Write the data out again, exactly as given.

++++ THE INPUT ++++

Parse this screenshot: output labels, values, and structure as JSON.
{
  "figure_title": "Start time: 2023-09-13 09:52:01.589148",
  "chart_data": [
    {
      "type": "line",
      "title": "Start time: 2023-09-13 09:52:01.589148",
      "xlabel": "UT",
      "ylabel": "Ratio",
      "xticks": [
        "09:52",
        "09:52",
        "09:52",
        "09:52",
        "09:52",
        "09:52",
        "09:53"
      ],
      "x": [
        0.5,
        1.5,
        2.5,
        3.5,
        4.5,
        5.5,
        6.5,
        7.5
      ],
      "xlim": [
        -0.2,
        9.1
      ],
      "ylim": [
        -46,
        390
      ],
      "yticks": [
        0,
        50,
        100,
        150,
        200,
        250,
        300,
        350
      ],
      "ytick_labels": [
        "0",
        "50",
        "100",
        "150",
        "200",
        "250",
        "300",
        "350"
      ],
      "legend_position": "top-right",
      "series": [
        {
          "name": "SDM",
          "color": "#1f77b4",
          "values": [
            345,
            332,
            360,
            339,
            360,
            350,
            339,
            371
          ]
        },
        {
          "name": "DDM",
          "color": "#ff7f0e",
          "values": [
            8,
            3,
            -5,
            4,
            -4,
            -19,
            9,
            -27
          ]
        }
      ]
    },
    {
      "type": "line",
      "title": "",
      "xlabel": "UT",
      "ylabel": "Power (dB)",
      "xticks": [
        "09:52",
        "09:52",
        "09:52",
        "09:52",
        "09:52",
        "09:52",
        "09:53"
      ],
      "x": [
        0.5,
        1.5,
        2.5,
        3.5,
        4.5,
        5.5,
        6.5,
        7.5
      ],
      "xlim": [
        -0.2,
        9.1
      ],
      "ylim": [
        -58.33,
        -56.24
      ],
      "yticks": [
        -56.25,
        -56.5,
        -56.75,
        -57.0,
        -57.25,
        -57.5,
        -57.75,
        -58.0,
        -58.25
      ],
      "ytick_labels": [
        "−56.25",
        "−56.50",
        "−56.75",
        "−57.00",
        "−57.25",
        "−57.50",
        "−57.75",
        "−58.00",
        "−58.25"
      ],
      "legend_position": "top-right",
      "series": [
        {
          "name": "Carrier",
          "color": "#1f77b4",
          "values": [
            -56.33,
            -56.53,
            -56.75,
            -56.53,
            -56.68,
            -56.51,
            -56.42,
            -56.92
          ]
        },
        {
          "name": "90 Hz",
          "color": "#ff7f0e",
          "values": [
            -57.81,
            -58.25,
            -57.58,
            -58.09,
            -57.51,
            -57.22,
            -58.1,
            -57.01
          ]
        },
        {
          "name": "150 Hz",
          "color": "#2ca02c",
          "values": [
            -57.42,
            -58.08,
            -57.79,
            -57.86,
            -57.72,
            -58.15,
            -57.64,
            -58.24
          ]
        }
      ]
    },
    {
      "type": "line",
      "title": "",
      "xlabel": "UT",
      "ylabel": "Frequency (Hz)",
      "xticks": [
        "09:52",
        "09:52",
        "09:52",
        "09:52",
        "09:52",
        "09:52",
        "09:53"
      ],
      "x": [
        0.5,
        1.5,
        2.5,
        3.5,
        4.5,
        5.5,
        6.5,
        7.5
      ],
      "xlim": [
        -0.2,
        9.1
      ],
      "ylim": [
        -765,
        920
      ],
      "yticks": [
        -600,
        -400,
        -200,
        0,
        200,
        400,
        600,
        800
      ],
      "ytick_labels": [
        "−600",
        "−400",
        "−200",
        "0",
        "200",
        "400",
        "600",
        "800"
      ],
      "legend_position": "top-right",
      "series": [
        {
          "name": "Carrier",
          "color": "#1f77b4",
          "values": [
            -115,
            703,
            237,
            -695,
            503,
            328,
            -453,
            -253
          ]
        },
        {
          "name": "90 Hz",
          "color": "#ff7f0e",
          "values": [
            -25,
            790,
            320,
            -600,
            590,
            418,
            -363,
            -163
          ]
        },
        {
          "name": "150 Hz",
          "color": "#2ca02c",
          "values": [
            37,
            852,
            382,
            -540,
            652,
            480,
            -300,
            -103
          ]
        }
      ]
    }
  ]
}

++++

## [SOLUTION TO THIS TASK]
Parse this screenshot: output labels, values, and structure as JSON.
{
  "figure_title": "Start time: 2023-09-13 09:52:01.589148",
  "chart_data": [
    {
      "type": "line",
      "title": "Start time: 2023-09-13 09:52:01.589148",
      "xlabel": "UT",
      "ylabel": "Ratio",
      "xticks": [
        "09:52",
        "09:52",
        "09:52",
        "09:52",
        "09:52",
        "09:52",
        "09:53"
      ],
      "x": [
        0.5,
        1.5,
        2.5,
        3.5,
        4.5,
        5.5,
        6.5,
        7.5
      ],
      "xlim": [
        -0.2,
        9.1
      ],
      "ylim": [
        -46,
        390
      ],
      "yticks": [
        0,
        50,
        100,
        150,
        200,
        250,
        300,
        350
      ],
      "ytick_labels": [
        "0",
        "50",
        "100",
        "150",
        "200",
        "250",
        "300",
        "350"
      ],
      "legend_position": "top-right",
      "series": [
        {
          "name": "SDM",
          "color": "#1f77b4",
          "values": [
            345,
            332,
            360,
            339,
            360,
            350,
            339,
            371
          ]
        },
        {
          "name": "DDM",
          "color": "#ff7f0e",
          "values": [
            8,
            3,
            -5,
            4,
            -4,
            -19,
            9,
            -27
          ]
        }
      ]
    },
    {
      "type": "line",
      "title": "",
      "xlabel": "UT",
      "ylabel": "Power (dB)",
      "xticks": [
        "09:52",
        "09:52",
        "09:52",
        "09:52",
        "09:52",
        "09:52",
        "09:53"
      ],
      "x": [
        0.5,
        1.5,
        2.5,
        3.5,
        4.5,
        5.5,
        6.5,
        7.5
      ],
      "xlim": [
        -0.2,
        9.1
      ],
      "ylim": [
        -58.33,
        -56.24
      ],
      "yticks": [
        -56.25,
        -56.5,
        -56.75,
        -57.0,
        -57.25,
        -57.5,
        -57.75,
        -58.0,
        -58.25
      ],
      "ytick_labels": [
        "−56.25",
        "−56.50",
        "−56.75",
        "−57.00",
        "−57.25",
        "−57.50",
        "−57.75",
        "−58.00",
        "−58.25"
      ],
      "legend_position": "top-right",
      "series": [
        {
          "name": "Carrier",
          "color": "#1f77b4",
          "values": [
            -56.33,
            -56.53,
            -56.75,
            -56.53,
            -56.68,
            -56.51,
            -56.42,
            -56.92
          ]
        },
        {
          "name": "90 Hz",
          "color": "#ff7f0e",
          "values": [
            -57.81,
            -58.25,
            -57.58,
            -58.09,
            -57.51,
            -57.22,
            -58.1,
            -57.01
          ]
        },
        {
          "name": "150 Hz",
          "color": "#2ca02c",
          "values": [
            -57.42,
            -58.08,
            -57.79,
            -57.86,
            -57.72,
            -58.15,
            -57.64,
            -58.24
          ]
        }
      ]
    },
    {
      "type": "line",
      "title": "",
      "xlabel": "UT",
      "ylabel": "Frequency (Hz)",
      "xticks": [
        "09:52",
        "09:52",
        "09:52",
        "09:52",
        "09:52",
        "09:52",
        "09:53"
      ],
      "x": [
        0.5,
        1.5,
        2.5,
        3.5,
        4.5,
        5.5,
        6.5,
        7.5
      ],
      "xlim": [
        -0.2,
        9.1
      ],
      "ylim": [
        -765,
        920
      ],
      "yticks": [
        -600,
        -400,
        -200,
        0,
        200,
        400,
        600,
        800
      ],
      "ytick_labels": [
        "−600",
        "−400",
        "−200",
        "0",
        "200",
        "400",
        "600",
        "800"
      ],
      "legend_position": "top-right",
      "series": [
        {
          "name": "Carrier",
          "color": "#1f77b4",
          "values": [
            -115,
            703,
            237,
            -695,
            503,
            328,
            -453,
            -253
          ]
        },
        {
          "name": "90 Hz",
          "color": "#ff7f0e",
          "values": [
            -25,
            790,
            320,
            -600,
            590,
            418,
            -363,
            -163
          ]
        },
        {
          "name": "150 Hz",
          "color": "#2ca02c",
          "values": [
            37,
            852,
            382,
            -540,
            652,
            480,
            -300,
            -103
          ]
        }
      ]
    }
  ]
}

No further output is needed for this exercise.